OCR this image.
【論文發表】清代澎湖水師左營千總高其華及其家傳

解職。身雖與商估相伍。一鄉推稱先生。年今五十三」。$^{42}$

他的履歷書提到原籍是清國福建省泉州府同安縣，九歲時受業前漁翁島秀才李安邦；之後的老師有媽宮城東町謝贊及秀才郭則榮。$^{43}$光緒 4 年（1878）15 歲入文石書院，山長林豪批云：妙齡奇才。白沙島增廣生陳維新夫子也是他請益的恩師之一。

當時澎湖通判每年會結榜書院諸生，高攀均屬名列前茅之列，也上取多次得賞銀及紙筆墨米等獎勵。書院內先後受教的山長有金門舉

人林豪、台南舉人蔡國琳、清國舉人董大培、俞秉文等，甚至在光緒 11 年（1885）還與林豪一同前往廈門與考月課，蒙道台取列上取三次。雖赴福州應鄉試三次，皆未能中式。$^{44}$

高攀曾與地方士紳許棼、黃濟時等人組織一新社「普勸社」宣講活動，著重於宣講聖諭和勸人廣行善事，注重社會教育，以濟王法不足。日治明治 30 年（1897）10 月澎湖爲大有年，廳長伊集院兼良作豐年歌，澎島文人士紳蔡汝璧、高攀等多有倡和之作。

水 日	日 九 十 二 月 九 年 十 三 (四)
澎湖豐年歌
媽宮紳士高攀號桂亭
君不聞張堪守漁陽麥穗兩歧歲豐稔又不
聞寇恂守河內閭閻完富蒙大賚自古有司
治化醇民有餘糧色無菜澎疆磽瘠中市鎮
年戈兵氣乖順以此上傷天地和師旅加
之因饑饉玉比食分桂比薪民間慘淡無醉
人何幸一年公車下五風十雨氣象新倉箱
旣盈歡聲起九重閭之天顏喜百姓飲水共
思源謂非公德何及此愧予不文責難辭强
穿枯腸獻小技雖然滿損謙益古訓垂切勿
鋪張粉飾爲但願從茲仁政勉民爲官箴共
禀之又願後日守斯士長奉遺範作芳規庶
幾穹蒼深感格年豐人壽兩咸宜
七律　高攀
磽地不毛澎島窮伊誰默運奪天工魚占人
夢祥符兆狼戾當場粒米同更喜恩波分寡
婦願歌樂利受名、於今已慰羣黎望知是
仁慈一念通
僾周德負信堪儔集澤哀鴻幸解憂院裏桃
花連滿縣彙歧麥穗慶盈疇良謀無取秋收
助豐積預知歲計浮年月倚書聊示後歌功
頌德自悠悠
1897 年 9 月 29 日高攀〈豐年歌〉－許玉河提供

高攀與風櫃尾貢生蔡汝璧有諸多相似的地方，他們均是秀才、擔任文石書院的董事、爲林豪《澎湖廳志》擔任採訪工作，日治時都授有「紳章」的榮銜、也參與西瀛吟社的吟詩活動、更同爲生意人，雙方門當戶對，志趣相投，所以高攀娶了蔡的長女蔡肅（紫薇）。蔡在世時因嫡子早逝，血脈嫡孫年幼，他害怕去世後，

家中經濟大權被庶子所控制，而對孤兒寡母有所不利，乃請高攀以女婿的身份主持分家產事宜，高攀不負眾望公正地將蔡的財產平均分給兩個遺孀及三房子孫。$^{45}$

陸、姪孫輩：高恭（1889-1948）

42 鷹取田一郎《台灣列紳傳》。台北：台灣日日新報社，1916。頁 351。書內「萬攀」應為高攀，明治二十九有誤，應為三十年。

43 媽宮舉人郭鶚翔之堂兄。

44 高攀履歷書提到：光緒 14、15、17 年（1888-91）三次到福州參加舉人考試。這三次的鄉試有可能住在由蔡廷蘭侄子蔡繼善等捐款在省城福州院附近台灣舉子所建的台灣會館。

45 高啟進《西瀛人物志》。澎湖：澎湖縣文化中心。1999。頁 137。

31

§ EXERCISE GOAL:
Give a word-for-word copy of the records.

§ RESPONSE BELOW:
OCR this image.
【論文發表】清代澎湖水師左營千總高其華及其家傳

解職。身雖與商估相伍。一鄉推稱先生。年今五十三」。$^{42}$

他的履歷書提到原籍是清國福建省泉州府同安縣，九歲時受業前漁翁島秀才李安邦；之後的老師有媽宮城東町謝贊及秀才郭則榮。$^{43}$光緒 4 年（1878）15 歲入文石書院，山長林豪批云：妙齡奇才。白沙島增廣生陳維新夫子也是他請益的恩師之一。

當時澎湖通判每年會結榜書院諸生，高攀均屬名列前茅之列，也上取多次得賞銀及紙筆墨米等獎勵。書院內先後受教的山長有金門舉

人林豪、台南舉人蔡國琳、清國舉人董大培、俞秉文等，甚至在光緒 11 年（1885）還與林豪一同前往廈門與考月課，蒙道台取列上取三次。雖赴福州應鄉試三次，皆未能中式。$^{44}$

高攀曾與地方士紳許棼、黃濟時等人組織一新社「普勸社」宣講活動，著重於宣講聖諭和勸人廣行善事，注重社會教育，以濟王法不足。日治明治 30 年（1897）10 月澎湖爲大有年，廳長伊集院兼良作豐年歌，澎島文人士紳蔡汝璧、高攀等多有倡和之作。

水 日	日 九 十 二 月 九 年 十 三 (四)
澎湖豐年歌
媽宮紳士高攀號桂亭
君不聞張堪守漁陽麥穗兩歧歲豐稔又不
聞寇恂守河內閭閻完富蒙大賚自古有司
治化醇民有餘糧色無菜澎疆磽瘠中市鎮
年戈兵氣乖順以此上傷天地和師旅加
之因饑饉玉比食分桂比薪民間慘淡無醉
人何幸一年公車下五風十雨氣象新倉箱
旣盈歡聲起九重閭之天顏喜百姓飲水共
思源謂非公德何及此愧予不文責難辭强
穿枯腸獻小技雖然滿損謙益古訓垂切勿
鋪張粉飾爲但願從茲仁政勉民爲官箴共
禀之又願後日守斯士長奉遺範作芳規庶
幾穹蒼深感格年豐人壽兩咸宜
七律　高攀
磽地不毛澎島窮伊誰默運奪天工魚占人
夢祥符兆狼戾當場粒米同更喜恩波分寡
婦願歌樂利受名、於今已慰羣黎望知是
仁慈一念通
僾周德負信堪儔集澤哀鴻幸解憂院裏桃
花連滿縣彙歧麥穗慶盈疇良謀無取秋收
助豐積預知歲計浮年月倚書聊示後歌功
頌德自悠悠
1897 年 9 月 29 日高攀〈豐年歌〉－許玉河提供

高攀與風櫃尾貢生蔡汝璧有諸多相似的地方，他們均是秀才、擔任文石書院的董事、爲林豪《澎湖廳志》擔任採訪工作，日治時都授有「紳章」的榮銜、也參與西瀛吟社的吟詩活動、更同爲生意人，雙方門當戶對，志趣相投，所以高攀娶了蔡的長女蔡肅（紫薇）。蔡在世時因嫡子早逝，血脈嫡孫年幼，他害怕去世後，

家中經濟大權被庶子所控制，而對孤兒寡母有所不利，乃請高攀以女婿的身份主持分家產事宜，高攀不負眾望公正地將蔡的財產平均分給兩個遺孀及三房子孫。$^{45}$

陸、姪孫輩：高恭（1889-1948）

42 鷹取田一郎《台灣列紳傳》。台北：台灣日日新報社，1916。頁 351。書內「萬攀」應為高攀，明治二十九有誤，應為三十年。

43 媽宮舉人郭鶚翔之堂兄。

44 高攀履歷書提到：光緒 14、15、17 年（1888-91）三次到福州參加舉人考試。這三次的鄉試有可能住在由蔡廷蘭侄子蔡繼善等捐款在省城福州院附近台灣舉子所建的台灣會館。

45 高啟進《西瀛人物志》。澎湖：澎湖縣文化中心。1999。頁 137。

31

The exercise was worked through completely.